- Exercise objective
Return all of the data exactly, with nothing left out but the pictures.

Figure record extracts:
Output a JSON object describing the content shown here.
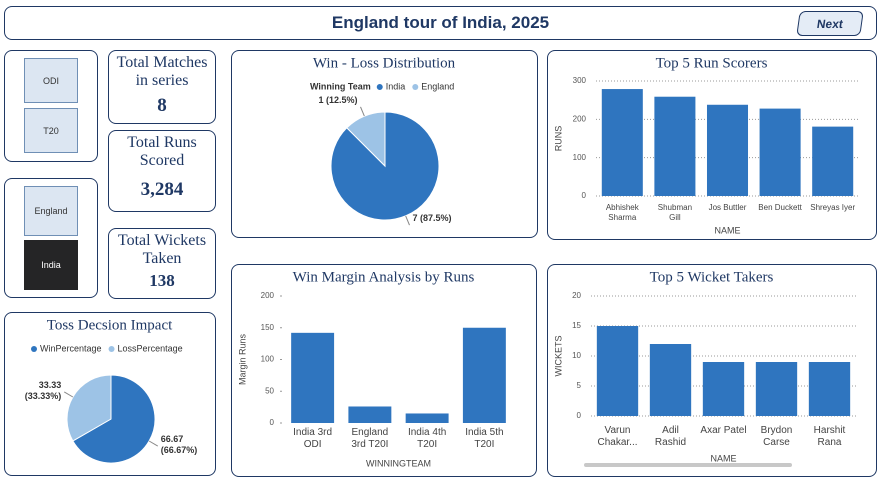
{
  "header": {
    "title": "England tour of India, 2025",
    "button": "Next"
  },
  "slicers": {
    "format": [
      "ODI",
      "T20"
    ],
    "team": [
      "England",
      "India"
    ],
    "team_selected": "India"
  },
  "cards": [
    {
      "title": "Total Matches in series",
      "value": "8"
    },
    {
      "title": "Total Runs Scored",
      "value": "3,284"
    },
    {
      "title": "Total Wickets Taken",
      "value": "138"
    }
  ],
  "chart_data": [
    {
      "type": "pie",
      "title": "Win - Loss Distribution",
      "legend_title": "Winning Team",
      "categories": [
        "India",
        "England"
      ],
      "values": [
        7,
        1
      ],
      "value_labels": [
        "7 (87.5%)",
        "1 (12.5%)"
      ],
      "colors": [
        "#2f75bf",
        "#9dc3e6"
      ]
    },
    {
      "type": "bar",
      "title": "Top 5 Run Scorers",
      "categories": [
        "Abhishek Sharma",
        "Shubman Gill",
        "Jos Buttler",
        "Ben Duckett",
        "Shreyas Iyer"
      ],
      "values": [
        279,
        259,
        238,
        228,
        181
      ],
      "color": "#2f75bf",
      "ylim": [
        0,
        300
      ],
      "yticks": [
        0,
        100,
        200,
        300
      ],
      "y_label": "RUNS",
      "x_label": "NAME",
      "grid": true
    },
    {
      "type": "pie",
      "title": "Toss Decsion Impact",
      "categories": [
        "WinPercentage",
        "LossPercentage"
      ],
      "values": [
        66.67,
        33.33
      ],
      "value_labels": [
        "66.67 (66.67%)",
        "33.33 (33.33%)"
      ],
      "colors": [
        "#2f75bf",
        "#9dc3e6"
      ]
    },
    {
      "type": "bar",
      "title": "Win Margin Analysis by Runs",
      "categories": [
        "India 3rd ODI",
        "England 3rd T20I",
        "India 4th T20I",
        "India 5th T20I"
      ],
      "values": [
        142,
        26,
        15,
        150
      ],
      "color": "#2f75bf",
      "ylim": [
        0,
        200
      ],
      "yticks": [
        0,
        50,
        100,
        150,
        200
      ],
      "y_label": "Margin Runs",
      "x_label": "WINNINGTEAM",
      "grid": false
    },
    {
      "type": "bar",
      "title": "Top 5 Wicket Takers",
      "categories": [
        "Varun Chakar...",
        "Adil Rashid",
        "Axar Patel",
        "Brydon Carse",
        "Harshit Rana"
      ],
      "values": [
        15,
        12,
        9,
        9,
        9
      ],
      "color": "#2f75bf",
      "ylim": [
        0,
        20
      ],
      "yticks": [
        0,
        5,
        10,
        15,
        20
      ],
      "y_label": "WICKETS",
      "x_label": "NAME",
      "grid": true
    }
  ]
}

- Written response
Output a JSON object describing the content shown here.
{
  "header": {
    "title": "England tour of India, 2025",
    "button": "Next"
  },
  "slicers": {
    "format": [
      "ODI",
      "T20"
    ],
    "team": [
      "England",
      "India"
    ],
    "team_selected": "India"
  },
  "cards": [
    {
      "title": "Total Matches in series",
      "value": "8"
    },
    {
      "title": "Total Runs Scored",
      "value": "3,284"
    },
    {
      "title": "Total Wickets Taken",
      "value": "138"
    }
  ],
  "chart_data": [
    {
      "type": "pie",
      "title": "Win - Loss Distribution",
      "legend_title": "Winning Team",
      "categories": [
        "India",
        "England"
      ],
      "values": [
        7,
        1
      ],
      "value_labels": [
        "7 (87.5%)",
        "1 (12.5%)"
      ],
      "colors": [
        "#2f75bf",
        "#9dc3e6"
      ]
    },
    {
      "type": "bar",
      "title": "Top 5 Run Scorers",
      "categories": [
        "Abhishek Sharma",
        "Shubman Gill",
        "Jos Buttler",
        "Ben Duckett",
        "Shreyas Iyer"
      ],
      "values": [
        279,
        259,
        238,
        228,
        181
      ],
      "color": "#2f75bf",
      "ylim": [
        0,
        300
      ],
      "yticks": [
        0,
        100,
        200,
        300
      ],
      "y_label": "RUNS",
      "x_label": "NAME",
      "grid": true
    },
    {
      "type": "pie",
      "title": "Toss Decsion Impact",
      "categories": [
        "WinPercentage",
        "LossPercentage"
      ],
      "values": [
        66.67,
        33.33
      ],
      "value_labels": [
        "66.67 (66.67%)",
        "33.33 (33.33%)"
      ],
      "colors": [
        "#2f75bf",
        "#9dc3e6"
      ]
    },
    {
      "type": "bar",
      "title": "Win Margin Analysis by Runs",
      "categories": [
        "India 3rd ODI",
        "England 3rd T20I",
        "India 4th T20I",
        "India 5th T20I"
      ],
      "values": [
        142,
        26,
        15,
        150
      ],
      "color": "#2f75bf",
      "ylim": [
        0,
        200
      ],
      "yticks": [
        0,
        50,
        100,
        150,
        200
      ],
      "y_label": "Margin Runs",
      "x_label": "WINNINGTEAM",
      "grid": false
    },
    {
      "type": "bar",
      "title": "Top 5 Wicket Takers",
      "categories": [
        "Varun Chakar...",
        "Adil Rashid",
        "Axar Patel",
        "Brydon Carse",
        "Harshit Rana"
      ],
      "values": [
        15,
        12,
        9,
        9,
        9
      ],
      "color": "#2f75bf",
      "ylim": [
        0,
        20
      ],
      "yticks": [
        0,
        5,
        10,
        15,
        20
      ],
      "y_label": "WICKETS",
      "x_label": "NAME",
      "grid": true
    }
  ]
}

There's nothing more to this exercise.